== ITEMS ==

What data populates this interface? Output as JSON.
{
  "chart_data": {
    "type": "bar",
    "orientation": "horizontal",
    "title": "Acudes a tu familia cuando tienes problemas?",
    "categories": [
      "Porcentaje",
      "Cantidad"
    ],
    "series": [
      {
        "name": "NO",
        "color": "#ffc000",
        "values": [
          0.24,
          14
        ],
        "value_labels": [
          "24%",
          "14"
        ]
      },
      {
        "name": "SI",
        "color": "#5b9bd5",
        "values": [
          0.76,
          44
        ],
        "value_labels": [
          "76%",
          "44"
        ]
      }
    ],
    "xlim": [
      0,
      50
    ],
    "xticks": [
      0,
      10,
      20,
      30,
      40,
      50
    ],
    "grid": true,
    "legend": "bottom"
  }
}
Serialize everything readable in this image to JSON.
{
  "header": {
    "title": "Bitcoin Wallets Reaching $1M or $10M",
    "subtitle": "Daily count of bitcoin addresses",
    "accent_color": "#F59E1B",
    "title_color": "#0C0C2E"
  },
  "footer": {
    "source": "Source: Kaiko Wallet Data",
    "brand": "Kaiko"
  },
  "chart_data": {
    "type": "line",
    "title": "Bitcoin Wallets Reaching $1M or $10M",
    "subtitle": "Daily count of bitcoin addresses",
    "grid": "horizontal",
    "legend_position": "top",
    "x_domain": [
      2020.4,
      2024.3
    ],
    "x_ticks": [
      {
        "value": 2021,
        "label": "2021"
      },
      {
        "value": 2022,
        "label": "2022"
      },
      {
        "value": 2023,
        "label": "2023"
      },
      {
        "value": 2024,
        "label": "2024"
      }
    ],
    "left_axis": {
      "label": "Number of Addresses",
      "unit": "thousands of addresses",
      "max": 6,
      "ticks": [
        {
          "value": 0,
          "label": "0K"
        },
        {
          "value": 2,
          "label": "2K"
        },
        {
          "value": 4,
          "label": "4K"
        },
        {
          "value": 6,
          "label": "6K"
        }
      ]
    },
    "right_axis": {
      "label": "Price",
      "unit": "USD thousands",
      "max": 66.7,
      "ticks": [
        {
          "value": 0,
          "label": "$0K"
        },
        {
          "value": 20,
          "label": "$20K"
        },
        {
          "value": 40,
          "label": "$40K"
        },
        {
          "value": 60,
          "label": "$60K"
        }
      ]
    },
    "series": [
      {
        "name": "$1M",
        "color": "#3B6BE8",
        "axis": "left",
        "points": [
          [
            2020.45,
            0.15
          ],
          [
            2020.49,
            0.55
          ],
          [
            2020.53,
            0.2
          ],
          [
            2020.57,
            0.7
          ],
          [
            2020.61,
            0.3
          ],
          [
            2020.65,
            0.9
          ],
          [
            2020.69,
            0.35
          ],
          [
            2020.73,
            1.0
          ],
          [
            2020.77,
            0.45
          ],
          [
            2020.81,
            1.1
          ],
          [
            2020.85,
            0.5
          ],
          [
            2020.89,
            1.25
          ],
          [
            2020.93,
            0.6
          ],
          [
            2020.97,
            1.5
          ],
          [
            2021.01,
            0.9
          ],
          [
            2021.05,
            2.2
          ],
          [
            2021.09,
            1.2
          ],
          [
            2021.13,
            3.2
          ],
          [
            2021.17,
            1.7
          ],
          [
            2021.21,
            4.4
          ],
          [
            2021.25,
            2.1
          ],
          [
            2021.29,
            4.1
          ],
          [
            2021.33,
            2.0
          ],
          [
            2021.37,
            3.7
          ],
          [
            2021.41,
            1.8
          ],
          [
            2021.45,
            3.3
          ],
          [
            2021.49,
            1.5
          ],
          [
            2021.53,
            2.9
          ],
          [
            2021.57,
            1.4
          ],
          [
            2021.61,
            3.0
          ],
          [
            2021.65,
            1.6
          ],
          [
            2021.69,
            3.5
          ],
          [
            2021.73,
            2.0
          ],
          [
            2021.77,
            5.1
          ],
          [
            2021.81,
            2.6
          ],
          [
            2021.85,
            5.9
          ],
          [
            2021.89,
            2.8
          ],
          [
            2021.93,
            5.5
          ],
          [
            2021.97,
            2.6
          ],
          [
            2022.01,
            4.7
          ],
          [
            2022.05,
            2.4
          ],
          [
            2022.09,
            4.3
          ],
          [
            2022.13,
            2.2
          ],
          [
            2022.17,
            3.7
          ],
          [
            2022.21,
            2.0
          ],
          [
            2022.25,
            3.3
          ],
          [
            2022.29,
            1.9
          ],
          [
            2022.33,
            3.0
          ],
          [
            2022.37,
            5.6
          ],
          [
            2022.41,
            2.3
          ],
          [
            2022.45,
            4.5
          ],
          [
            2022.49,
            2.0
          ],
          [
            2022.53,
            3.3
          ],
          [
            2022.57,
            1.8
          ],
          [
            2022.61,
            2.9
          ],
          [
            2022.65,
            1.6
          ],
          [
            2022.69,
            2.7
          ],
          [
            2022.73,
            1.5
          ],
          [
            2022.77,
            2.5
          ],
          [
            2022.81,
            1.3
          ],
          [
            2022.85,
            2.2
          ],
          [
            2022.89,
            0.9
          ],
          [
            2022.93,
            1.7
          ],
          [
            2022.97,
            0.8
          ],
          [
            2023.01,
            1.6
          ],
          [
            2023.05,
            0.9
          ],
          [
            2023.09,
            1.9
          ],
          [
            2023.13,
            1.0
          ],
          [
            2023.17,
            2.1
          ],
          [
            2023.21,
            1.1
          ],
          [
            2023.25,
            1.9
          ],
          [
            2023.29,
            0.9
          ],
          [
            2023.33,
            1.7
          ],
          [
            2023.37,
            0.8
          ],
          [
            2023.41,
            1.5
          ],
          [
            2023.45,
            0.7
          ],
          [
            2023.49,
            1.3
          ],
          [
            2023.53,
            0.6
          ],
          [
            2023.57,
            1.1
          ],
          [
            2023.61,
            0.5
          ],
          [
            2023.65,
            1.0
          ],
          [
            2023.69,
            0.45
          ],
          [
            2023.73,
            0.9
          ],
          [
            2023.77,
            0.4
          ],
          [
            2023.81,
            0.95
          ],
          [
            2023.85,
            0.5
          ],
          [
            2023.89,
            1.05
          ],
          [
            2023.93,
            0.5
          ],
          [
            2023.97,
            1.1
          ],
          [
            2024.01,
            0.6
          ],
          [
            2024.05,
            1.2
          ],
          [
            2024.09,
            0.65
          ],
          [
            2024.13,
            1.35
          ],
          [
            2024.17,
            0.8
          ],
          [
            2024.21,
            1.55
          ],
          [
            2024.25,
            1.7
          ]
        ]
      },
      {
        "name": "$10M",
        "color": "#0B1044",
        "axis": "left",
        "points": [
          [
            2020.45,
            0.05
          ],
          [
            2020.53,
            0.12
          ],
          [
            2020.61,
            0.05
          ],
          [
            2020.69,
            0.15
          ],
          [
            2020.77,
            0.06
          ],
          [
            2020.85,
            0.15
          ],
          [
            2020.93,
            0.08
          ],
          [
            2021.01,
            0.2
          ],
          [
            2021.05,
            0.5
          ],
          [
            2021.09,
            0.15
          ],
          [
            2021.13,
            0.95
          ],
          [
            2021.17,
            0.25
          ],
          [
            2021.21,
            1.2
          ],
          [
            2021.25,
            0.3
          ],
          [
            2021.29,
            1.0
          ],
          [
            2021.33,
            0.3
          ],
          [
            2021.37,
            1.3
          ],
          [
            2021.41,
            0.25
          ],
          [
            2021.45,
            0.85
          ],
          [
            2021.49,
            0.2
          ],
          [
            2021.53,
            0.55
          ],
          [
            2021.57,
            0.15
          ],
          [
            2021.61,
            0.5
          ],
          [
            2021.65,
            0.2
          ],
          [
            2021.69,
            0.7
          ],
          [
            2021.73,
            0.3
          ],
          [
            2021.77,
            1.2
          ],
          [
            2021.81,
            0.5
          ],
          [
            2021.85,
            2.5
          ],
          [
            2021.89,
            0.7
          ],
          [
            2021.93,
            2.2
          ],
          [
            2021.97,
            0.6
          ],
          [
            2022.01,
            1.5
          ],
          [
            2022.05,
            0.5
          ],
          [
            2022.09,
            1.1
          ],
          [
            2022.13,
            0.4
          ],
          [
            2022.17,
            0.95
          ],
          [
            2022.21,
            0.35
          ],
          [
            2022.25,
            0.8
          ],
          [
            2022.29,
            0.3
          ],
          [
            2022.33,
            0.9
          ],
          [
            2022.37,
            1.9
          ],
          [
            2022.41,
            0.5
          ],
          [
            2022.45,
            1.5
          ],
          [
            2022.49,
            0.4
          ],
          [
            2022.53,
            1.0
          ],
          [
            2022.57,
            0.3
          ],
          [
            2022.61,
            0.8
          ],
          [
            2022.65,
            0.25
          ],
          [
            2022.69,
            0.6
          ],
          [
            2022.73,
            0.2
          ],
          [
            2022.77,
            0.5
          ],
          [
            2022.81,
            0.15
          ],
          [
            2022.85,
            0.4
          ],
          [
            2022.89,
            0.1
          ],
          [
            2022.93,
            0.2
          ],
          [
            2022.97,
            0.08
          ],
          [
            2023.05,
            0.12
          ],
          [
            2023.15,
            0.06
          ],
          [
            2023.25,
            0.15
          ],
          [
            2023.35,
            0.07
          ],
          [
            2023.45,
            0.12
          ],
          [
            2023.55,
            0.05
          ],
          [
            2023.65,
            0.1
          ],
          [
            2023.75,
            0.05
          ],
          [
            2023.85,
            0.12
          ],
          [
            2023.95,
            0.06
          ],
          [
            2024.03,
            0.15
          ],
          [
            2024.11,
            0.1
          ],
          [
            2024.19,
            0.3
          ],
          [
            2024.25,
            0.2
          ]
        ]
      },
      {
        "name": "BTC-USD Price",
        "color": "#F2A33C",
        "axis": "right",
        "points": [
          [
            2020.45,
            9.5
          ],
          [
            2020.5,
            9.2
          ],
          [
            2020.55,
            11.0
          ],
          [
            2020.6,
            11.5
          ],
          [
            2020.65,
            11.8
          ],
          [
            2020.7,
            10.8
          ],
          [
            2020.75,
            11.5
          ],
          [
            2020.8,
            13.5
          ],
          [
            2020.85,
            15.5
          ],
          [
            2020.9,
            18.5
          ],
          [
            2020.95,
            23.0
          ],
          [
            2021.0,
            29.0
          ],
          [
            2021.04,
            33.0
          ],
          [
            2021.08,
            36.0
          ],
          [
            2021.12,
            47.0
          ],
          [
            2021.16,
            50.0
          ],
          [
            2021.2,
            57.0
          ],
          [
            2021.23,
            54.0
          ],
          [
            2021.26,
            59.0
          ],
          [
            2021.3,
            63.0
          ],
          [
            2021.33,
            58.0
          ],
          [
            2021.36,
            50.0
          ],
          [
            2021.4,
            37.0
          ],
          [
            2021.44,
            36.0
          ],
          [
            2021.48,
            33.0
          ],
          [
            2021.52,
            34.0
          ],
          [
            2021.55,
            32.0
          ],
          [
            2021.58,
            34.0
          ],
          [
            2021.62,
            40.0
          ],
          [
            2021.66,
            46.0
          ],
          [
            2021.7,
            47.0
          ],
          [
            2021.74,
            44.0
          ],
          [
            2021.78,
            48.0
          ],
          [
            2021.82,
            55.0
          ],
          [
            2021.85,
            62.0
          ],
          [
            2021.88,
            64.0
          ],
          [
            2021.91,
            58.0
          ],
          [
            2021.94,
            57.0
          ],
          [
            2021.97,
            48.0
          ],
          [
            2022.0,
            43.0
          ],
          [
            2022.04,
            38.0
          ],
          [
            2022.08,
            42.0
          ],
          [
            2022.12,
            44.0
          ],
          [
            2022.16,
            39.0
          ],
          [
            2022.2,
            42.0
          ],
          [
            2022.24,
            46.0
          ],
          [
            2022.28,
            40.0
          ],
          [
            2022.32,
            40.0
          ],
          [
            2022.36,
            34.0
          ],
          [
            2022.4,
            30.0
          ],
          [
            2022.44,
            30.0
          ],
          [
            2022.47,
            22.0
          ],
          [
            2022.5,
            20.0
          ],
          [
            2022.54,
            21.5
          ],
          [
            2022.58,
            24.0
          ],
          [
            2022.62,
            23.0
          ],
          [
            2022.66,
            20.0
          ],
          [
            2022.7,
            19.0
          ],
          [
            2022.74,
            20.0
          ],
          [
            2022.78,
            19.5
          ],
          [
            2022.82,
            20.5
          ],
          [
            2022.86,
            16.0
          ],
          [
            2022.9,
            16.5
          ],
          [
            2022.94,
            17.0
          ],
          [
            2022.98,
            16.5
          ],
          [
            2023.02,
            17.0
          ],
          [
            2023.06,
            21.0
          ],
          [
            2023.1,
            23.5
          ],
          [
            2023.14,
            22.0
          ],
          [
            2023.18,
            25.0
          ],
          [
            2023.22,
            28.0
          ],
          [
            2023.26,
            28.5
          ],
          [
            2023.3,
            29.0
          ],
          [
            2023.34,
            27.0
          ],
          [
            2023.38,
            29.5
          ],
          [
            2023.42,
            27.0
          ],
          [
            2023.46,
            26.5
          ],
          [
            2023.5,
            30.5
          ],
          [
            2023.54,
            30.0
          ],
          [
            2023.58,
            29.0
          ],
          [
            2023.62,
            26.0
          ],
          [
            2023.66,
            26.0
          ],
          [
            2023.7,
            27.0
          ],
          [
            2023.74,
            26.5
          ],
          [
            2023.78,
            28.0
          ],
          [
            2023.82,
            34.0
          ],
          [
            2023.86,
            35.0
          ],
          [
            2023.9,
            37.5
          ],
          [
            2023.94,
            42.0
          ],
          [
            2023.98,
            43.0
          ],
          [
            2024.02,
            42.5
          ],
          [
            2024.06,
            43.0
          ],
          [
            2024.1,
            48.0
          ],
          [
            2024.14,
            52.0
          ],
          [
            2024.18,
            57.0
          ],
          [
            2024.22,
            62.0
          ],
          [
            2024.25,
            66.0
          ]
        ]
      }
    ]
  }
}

===

— WRITTEN TASK —
Copy every line above that includes the string "thousands".

— RESULT —
      "unit": "thousands of addresses",
      "unit": "USD thousands",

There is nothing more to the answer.